*TASK BRIEF*. Every line of the records below should be restated exactly.

*DATA*.
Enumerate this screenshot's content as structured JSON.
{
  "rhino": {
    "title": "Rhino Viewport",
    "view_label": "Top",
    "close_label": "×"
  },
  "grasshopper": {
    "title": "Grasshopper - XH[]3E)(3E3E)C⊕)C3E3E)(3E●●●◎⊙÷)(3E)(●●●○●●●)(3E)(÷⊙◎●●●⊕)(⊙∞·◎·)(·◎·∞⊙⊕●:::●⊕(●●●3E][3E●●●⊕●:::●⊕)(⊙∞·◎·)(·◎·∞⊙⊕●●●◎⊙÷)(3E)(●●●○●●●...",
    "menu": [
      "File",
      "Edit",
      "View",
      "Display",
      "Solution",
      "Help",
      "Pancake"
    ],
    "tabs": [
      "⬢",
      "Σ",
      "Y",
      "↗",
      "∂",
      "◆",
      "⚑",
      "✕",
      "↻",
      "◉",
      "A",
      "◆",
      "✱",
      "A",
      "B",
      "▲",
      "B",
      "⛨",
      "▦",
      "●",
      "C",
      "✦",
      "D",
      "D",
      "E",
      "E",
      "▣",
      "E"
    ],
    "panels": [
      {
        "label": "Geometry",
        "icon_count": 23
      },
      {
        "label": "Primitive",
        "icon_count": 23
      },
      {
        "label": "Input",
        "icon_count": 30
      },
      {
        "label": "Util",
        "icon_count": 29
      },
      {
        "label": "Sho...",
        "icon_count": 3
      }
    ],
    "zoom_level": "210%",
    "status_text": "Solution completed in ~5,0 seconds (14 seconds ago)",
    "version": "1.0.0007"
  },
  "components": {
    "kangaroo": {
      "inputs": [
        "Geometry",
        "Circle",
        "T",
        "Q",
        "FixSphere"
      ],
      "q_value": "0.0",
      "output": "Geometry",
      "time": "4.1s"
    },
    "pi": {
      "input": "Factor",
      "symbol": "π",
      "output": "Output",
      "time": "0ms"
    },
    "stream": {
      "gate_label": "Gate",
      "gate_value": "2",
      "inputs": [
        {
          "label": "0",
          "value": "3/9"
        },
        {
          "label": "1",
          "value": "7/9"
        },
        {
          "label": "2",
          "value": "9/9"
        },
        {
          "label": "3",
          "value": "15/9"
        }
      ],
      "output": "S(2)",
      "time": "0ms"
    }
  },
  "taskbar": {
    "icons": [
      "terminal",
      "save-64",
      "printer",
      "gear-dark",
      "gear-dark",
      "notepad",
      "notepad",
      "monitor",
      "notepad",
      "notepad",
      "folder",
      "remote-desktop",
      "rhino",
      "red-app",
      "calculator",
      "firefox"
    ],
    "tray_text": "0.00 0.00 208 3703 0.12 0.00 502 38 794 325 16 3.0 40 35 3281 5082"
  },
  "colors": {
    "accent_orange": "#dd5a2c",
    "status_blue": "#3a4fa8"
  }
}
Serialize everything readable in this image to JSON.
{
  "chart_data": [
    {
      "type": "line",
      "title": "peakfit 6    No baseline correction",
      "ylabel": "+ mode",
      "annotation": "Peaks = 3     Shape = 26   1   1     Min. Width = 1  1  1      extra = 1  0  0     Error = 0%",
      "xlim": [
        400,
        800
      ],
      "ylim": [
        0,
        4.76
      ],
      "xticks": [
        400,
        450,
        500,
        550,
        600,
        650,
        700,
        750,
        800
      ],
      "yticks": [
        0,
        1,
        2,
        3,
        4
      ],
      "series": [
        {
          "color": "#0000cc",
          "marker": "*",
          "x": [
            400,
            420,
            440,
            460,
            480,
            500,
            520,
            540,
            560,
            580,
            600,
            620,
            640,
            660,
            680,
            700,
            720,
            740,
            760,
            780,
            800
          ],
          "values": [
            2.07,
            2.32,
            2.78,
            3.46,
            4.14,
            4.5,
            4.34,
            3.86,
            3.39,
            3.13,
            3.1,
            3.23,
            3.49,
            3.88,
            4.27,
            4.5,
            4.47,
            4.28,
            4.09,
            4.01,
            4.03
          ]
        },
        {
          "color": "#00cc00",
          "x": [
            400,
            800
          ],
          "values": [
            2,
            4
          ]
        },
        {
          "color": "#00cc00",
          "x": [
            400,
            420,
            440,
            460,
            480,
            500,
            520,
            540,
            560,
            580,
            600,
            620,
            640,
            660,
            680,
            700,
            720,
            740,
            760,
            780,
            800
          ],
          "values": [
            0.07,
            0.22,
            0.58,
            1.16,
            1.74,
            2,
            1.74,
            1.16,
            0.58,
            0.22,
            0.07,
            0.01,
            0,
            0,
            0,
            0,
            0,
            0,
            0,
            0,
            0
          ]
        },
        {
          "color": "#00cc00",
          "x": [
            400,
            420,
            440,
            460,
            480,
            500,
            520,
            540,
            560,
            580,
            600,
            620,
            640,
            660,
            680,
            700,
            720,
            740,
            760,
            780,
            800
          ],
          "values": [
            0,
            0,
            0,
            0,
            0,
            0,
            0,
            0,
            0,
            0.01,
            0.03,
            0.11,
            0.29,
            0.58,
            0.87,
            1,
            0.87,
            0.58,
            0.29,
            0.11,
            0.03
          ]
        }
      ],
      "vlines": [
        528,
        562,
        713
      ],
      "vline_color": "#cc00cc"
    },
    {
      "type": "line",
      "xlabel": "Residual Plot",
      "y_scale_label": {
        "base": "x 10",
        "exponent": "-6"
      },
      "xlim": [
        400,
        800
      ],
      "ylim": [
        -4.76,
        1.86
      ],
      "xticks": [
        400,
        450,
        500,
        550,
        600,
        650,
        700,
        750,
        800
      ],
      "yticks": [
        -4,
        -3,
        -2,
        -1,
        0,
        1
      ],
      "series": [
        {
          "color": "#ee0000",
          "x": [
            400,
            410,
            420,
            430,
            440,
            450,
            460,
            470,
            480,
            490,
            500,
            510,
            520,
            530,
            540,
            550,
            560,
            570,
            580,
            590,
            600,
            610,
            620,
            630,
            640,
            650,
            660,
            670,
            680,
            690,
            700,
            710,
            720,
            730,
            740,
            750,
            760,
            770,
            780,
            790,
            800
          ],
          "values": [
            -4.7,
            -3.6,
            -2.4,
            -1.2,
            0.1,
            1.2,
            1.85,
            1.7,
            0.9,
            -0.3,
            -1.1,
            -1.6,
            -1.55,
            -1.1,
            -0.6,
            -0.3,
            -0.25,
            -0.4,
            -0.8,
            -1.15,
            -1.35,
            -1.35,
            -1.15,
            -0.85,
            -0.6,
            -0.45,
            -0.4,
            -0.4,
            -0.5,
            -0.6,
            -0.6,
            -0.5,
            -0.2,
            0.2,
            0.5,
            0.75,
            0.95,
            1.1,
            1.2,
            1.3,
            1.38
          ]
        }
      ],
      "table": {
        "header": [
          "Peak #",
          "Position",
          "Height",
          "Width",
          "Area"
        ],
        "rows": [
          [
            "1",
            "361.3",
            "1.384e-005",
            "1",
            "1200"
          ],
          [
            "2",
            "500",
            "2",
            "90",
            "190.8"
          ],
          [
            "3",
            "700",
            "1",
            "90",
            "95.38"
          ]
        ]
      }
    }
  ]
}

*SOLUTION*.
Enumerate this screenshot's content as structured JSON.
{
  "rhino": {
    "title": "Rhino Viewport",
    "view_label": "Top",
    "close_label": "×"
  },
  "grasshopper": {
    "title": "Grasshopper - XH[]3E)(3E3E)C⊕)C3E3E)(3E●●●◎⊙÷)(3E)(●●●○●●●)(3E)(÷⊙◎●●●⊕)(⊙∞·◎·)(·◎·∞⊙⊕●:::●⊕(●●●3E][3E●●●⊕●:::●⊕)(⊙∞·◎·)(·◎·∞⊙⊕●●●◎⊙÷)(3E)(●●●○●●●...",
    "menu": [
      "File",
      "Edit",
      "View",
      "Display",
      "Solution",
      "Help",
      "Pancake"
    ],
    "tabs": [
      "⬢",
      "Σ",
      "Y",
      "↗",
      "∂",
      "◆",
      "⚑",
      "✕",
      "↻",
      "◉",
      "A",
      "◆",
      "✱",
      "A",
      "B",
      "▲",
      "B",
      "⛨",
      "▦",
      "●",
      "C",
      "✦",
      "D",
      "D",
      "E",
      "E",
      "▣",
      "E"
    ],
    "panels": [
      {
        "label": "Geometry",
        "icon_count": 23
      },
      {
        "label": "Primitive",
        "icon_count": 23
      },
      {
        "label": "Input",
        "icon_count": 30
      },
      {
        "label": "Util",
        "icon_count": 29
      },
      {
        "label": "Sho...",
        "icon_count": 3
      }
    ],
    "zoom_level": "210%",
    "status_text": "Solution completed in ~5,0 seconds (14 seconds ago)",
    "version": "1.0.0007"
  },
  "components": {
    "kangaroo": {
      "inputs": [
        "Geometry",
        "Circle",
        "T",
        "Q",
        "FixSphere"
      ],
      "q_value": "0.0",
      "output": "Geometry",
      "time": "4.1s"
    },
    "pi": {
      "input": "Factor",
      "symbol": "π",
      "output": "Output",
      "time": "0ms"
    },
    "stream": {
      "gate_label": "Gate",
      "gate_value": "2",
      "inputs": [
        {
          "label": "0",
          "value": "3/9"
        },
        {
          "label": "1",
          "value": "7/9"
        },
        {
          "label": "2",
          "value": "9/9"
        },
        {
          "label": "3",
          "value": "15/9"
        }
      ],
      "output": "S(2)",
      "time": "0ms"
    }
  },
  "taskbar": {
    "icons": [
      "terminal",
      "save-64",
      "printer",
      "gear-dark",
      "gear-dark",
      "notepad",
      "notepad",
      "monitor",
      "notepad",
      "notepad",
      "folder",
      "remote-desktop",
      "rhino",
      "red-app",
      "calculator",
      "firefox"
    ],
    "tray_text": "0.00 0.00 208 3703 0.12 0.00 502 38 794 325 16 3.0 40 35 3281 5082"
  },
  "colors": {
    "accent_orange": "#dd5a2c",
    "status_blue": "#3a4fa8"
  }
}
Serialize everything readable in this image to JSON.
{
  "chart_data": [
    {
      "type": "line",
      "title": "peakfit 6    No baseline correction",
      "ylabel": "+ mode",
      "annotation": "Peaks = 3     Shape = 26   1   1     Min. Width = 1  1  1      extra = 1  0  0     Error = 0%",
      "xlim": [
        400,
        800
      ],
      "ylim": [
        0,
        4.76
      ],
      "xticks": [
        400,
        450,
        500,
        550,
        600,
        650,
        700,
        750,
        800
      ],
      "yticks": [
        0,
        1,
        2,
        3,
        4
      ],
      "series": [
        {
          "color": "#0000cc",
          "marker": "*",
          "x": [
            400,
            420,
            440,
            460,
            480,
            500,
            520,
            540,
            560,
            580,
            600,
            620,
            640,
            660,
            680,
            700,
            720,
            740,
            760,
            780,
            800
          ],
          "values": [
            2.07,
            2.32,
            2.78,
            3.46,
            4.14,
            4.5,
            4.34,
            3.86,
            3.39,
            3.13,
            3.1,
            3.23,
            3.49,
            3.88,
            4.27,
            4.5,
            4.47,
            4.28,
            4.09,
            4.01,
            4.03
          ]
        },
        {
          "color": "#00cc00",
          "x": [
            400,
            800
          ],
          "values": [
            2,
            4
          ]
        },
        {
          "color": "#00cc00",
          "x": [
            400,
            420,
            440,
            460,
            480,
            500,
            520,
            540,
            560,
            580,
            600,
            620,
            640,
            660,
            680,
            700,
            720,
            740,
            760,
            780,
            800
          ],
          "values": [
            0.07,
            0.22,
            0.58,
            1.16,
            1.74,
            2,
            1.74,
            1.16,
            0.58,
            0.22,
            0.07,
            0.01,
            0,
            0,
            0,
            0,
            0,
            0,
            0,
            0,
            0
          ]
        },
        {
          "color": "#00cc00",
          "x": [
            400,
            420,
            440,
            460,
            480,
            500,
            520,
            540,
            560,
            580,
            600,
            620,
            640,
            660,
            680,
            700,
            720,
            740,
            760,
            780,
            800
          ],
          "values": [
            0,
            0,
            0,
            0,
            0,
            0,
            0,
            0,
            0,
            0.01,
            0.03,
            0.11,
            0.29,
            0.58,
            0.87,
            1,
            0.87,
            0.58,
            0.29,
            0.11,
            0.03
          ]
        }
      ],
      "vlines": [
        528,
        562,
        713
      ],
      "vline_color": "#cc00cc"
    },
    {
      "type": "line",
      "xlabel": "Residual Plot",
      "y_scale_label": {
        "base": "x 10",
        "exponent": "-6"
      },
      "xlim": [
        400,
        800
      ],
      "ylim": [
        -4.76,
        1.86
      ],
      "xticks": [
        400,
        450,
        500,
        550,
        600,
        650,
        700,
        750,
        800
      ],
      "yticks": [
        -4,
        -3,
        -2,
        -1,
        0,
        1
      ],
      "series": [
        {
          "color": "#ee0000",
          "x": [
            400,
            410,
            420,
            430,
            440,
            450,
            460,
            470,
            480,
            490,
            500,
            510,
            520,
            530,
            540,
            550,
            560,
            570,
            580,
            590,
            600,
            610,
            620,
            630,
            640,
            650,
            660,
            670,
            680,
            690,
            700,
            710,
            720,
            730,
            740,
            750,
            760,
            770,
            780,
            790,
            800
          ],
          "values": [
            -4.7,
            -3.6,
            -2.4,
            -1.2,
            0.1,
            1.2,
            1.85,
            1.7,
            0.9,
            -0.3,
            -1.1,
            -1.6,
            -1.55,
            -1.1,
            -0.6,
            -0.3,
            -0.25,
            -0.4,
            -0.8,
            -1.15,
            -1.35,
            -1.35,
            -1.15,
            -0.85,
            -0.6,
            -0.45,
            -0.4,
            -0.4,
            -0.5,
            -0.6,
            -0.6,
            -0.5,
            -0.2,
            0.2,
            0.5,
            0.75,
            0.95,
            1.1,
            1.2,
            1.3,
            1.38
          ]
        }
      ],
      "table": {
        "header": [
          "Peak #",
          "Position",
          "Height",
          "Width",
          "Area"
        ],
        "rows": [
          [
            "1",
            "361.3",
            "1.384e-005",
            "1",
            "1200"
          ],
          [
            "2",
            "500",
            "2",
            "90",
            "190.8"
          ],
          [
            "3",
            "700",
            "1",
            "90",
            "95.38"
          ]
        ]
      }
    }
  ]
}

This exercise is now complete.